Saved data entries

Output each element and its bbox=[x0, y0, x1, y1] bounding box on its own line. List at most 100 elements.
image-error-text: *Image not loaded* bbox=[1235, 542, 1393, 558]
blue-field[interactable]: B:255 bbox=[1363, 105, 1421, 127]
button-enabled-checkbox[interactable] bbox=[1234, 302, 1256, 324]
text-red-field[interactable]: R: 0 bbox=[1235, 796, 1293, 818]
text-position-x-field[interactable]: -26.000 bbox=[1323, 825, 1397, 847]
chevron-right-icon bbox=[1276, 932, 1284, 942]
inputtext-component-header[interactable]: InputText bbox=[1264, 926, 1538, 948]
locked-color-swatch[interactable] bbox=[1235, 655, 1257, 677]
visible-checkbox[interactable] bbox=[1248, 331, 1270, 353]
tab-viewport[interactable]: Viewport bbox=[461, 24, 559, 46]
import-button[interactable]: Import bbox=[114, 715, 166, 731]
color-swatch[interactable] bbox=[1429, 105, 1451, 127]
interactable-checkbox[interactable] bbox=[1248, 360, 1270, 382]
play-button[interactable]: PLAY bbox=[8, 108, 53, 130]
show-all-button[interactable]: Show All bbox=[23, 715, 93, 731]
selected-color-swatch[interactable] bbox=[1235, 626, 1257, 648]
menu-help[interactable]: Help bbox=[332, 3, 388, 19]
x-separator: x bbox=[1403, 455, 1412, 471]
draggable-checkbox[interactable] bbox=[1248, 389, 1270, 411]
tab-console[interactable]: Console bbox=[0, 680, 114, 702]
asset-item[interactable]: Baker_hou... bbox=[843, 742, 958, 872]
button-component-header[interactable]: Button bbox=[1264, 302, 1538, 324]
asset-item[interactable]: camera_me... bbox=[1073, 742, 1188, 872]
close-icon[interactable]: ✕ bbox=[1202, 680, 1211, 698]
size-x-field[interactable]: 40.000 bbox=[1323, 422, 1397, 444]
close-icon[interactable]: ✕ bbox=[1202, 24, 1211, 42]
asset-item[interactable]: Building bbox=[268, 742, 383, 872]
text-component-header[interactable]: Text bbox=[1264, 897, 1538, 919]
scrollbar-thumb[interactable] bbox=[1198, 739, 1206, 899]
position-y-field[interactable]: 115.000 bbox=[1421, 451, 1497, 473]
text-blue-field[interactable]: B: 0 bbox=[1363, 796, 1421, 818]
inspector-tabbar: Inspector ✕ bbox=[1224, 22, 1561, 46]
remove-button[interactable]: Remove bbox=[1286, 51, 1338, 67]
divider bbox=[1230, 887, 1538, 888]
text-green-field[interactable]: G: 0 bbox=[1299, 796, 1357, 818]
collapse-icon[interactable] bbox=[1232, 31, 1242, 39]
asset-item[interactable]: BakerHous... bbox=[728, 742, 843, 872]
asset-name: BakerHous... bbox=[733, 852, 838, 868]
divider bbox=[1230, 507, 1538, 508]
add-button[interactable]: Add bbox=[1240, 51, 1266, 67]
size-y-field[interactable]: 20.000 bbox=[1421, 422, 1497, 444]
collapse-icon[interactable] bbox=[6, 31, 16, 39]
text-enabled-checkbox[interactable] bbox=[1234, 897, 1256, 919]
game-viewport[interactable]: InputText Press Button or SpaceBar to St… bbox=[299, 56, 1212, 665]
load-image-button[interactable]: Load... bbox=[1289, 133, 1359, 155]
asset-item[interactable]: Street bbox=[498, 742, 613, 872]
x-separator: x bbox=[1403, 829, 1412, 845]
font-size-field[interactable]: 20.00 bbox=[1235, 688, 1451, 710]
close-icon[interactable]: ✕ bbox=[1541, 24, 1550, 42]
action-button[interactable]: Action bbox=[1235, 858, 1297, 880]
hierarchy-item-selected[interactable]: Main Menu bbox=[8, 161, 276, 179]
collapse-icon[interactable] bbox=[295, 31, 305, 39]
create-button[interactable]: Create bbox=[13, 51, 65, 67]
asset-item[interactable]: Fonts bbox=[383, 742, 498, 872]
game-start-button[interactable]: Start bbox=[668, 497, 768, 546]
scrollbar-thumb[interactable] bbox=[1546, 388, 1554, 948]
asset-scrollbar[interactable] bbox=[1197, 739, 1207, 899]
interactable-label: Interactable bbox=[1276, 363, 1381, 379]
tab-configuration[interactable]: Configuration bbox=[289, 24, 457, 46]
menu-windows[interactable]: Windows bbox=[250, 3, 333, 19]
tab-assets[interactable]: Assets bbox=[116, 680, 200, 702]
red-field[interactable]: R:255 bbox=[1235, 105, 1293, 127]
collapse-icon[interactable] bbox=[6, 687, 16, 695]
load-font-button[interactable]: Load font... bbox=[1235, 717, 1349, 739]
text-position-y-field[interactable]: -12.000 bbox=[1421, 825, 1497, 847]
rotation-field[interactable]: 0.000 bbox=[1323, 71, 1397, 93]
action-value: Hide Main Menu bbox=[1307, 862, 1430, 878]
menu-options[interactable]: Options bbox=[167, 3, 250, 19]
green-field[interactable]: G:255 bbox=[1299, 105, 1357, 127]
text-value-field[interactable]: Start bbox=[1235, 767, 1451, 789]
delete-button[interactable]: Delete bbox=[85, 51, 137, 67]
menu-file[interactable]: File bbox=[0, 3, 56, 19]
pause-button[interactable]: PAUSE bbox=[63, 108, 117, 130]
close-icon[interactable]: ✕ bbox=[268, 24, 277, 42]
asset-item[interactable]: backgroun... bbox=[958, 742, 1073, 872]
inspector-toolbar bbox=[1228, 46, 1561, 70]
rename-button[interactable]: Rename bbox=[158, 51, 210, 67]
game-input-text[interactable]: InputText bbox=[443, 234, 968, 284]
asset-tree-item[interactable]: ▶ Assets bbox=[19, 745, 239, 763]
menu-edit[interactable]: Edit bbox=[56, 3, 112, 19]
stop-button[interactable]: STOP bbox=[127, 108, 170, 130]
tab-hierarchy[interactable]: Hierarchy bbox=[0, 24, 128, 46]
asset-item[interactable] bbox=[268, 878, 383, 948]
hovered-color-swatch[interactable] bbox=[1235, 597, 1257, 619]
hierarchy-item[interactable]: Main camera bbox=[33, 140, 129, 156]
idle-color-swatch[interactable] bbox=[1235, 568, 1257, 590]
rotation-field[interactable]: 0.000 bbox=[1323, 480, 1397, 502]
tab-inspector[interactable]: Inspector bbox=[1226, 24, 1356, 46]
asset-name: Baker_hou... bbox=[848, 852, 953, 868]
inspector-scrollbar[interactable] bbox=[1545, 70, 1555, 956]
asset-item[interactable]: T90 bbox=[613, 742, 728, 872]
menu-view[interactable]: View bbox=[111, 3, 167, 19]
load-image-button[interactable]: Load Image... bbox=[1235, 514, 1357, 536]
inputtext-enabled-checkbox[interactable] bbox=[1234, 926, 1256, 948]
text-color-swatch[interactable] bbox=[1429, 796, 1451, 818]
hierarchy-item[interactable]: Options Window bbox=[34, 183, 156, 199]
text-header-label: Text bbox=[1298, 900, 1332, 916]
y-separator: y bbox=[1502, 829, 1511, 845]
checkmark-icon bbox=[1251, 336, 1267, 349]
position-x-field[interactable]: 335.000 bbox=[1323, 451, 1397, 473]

- Problem -
Give the lines from the start of the entries through the line containing "interactable-checkbox[interactable] bbox=[1248, 360, 1270, 382]", inclusive, as a JSON list of strings, one string per line, leaving out blank lines.

- Exercise response -
[
  "Output each element and its bbox=[x0, y0, x1, y1] bounding box on its own line. List at most 100 elements.",
  "image-error-text: *Image not loaded* bbox=[1235, 542, 1393, 558]",
  "blue-field[interactable]: B:255 bbox=[1363, 105, 1421, 127]",
  "button-enabled-checkbox[interactable] bbox=[1234, 302, 1256, 324]",
  "text-red-field[interactable]: R: 0 bbox=[1235, 796, 1293, 818]",
  "text-position-x-field[interactable]: -26.000 bbox=[1323, 825, 1397, 847]",
  "chevron-right-icon bbox=[1276, 932, 1284, 942]",
  "inputtext-component-header[interactable]: InputText bbox=[1264, 926, 1538, 948]",
  "locked-color-swatch[interactable] bbox=[1235, 655, 1257, 677]",
  "visible-checkbox[interactable] bbox=[1248, 331, 1270, 353]",
  "tab-viewport[interactable]: Viewport bbox=[461, 24, 559, 46]",
  "import-button[interactable]: Import bbox=[114, 715, 166, 731]",
  "color-swatch[interactable] bbox=[1429, 105, 1451, 127]",
  "interactable-checkbox[interactable] bbox=[1248, 360, 1270, 382]"
]